» **Objective**
Count lines with the string "about" in them. State the number alone.
-- start of Supplied data --
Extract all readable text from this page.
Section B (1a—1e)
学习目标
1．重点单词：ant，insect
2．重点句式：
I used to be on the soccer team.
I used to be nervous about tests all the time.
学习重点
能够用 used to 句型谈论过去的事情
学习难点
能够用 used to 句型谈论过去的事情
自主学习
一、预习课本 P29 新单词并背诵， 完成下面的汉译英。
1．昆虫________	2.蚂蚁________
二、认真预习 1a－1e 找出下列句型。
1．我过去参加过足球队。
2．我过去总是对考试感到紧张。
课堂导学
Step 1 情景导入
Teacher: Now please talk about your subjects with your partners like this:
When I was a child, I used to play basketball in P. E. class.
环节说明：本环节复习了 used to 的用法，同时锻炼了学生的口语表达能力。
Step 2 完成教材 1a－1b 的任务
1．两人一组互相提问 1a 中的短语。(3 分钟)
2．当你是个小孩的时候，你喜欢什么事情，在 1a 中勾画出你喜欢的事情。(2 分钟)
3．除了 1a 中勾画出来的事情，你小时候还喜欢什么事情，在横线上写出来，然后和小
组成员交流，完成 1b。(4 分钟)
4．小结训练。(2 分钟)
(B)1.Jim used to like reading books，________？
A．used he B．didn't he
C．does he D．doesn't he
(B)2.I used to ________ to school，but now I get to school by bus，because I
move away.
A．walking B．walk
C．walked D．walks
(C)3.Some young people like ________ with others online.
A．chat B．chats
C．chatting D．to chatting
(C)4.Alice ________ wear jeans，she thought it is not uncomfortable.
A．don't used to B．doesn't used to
-- end of Supplied data --
» **Exercise result**
2